== Exercise input

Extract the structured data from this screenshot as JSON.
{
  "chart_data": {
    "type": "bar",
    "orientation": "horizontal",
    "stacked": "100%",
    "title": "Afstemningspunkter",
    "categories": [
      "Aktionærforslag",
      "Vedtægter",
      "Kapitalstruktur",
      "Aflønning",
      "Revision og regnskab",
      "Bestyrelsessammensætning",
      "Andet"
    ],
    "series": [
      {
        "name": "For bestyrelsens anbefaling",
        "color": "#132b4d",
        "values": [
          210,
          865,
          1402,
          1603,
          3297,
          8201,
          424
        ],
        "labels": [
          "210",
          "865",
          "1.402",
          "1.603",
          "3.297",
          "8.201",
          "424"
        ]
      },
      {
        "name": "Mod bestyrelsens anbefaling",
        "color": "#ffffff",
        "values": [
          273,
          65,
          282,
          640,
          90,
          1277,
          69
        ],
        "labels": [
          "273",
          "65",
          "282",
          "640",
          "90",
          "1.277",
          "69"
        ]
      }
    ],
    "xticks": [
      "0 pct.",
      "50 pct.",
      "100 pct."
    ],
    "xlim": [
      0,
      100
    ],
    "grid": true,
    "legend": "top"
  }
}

====

Out of the material above, select every line that holds the string "bestyrelsens".

## Solution to this task:
        "name": "For bestyrelsens anbefaling",
        "name": "Mod bestyrelsens anbefaling",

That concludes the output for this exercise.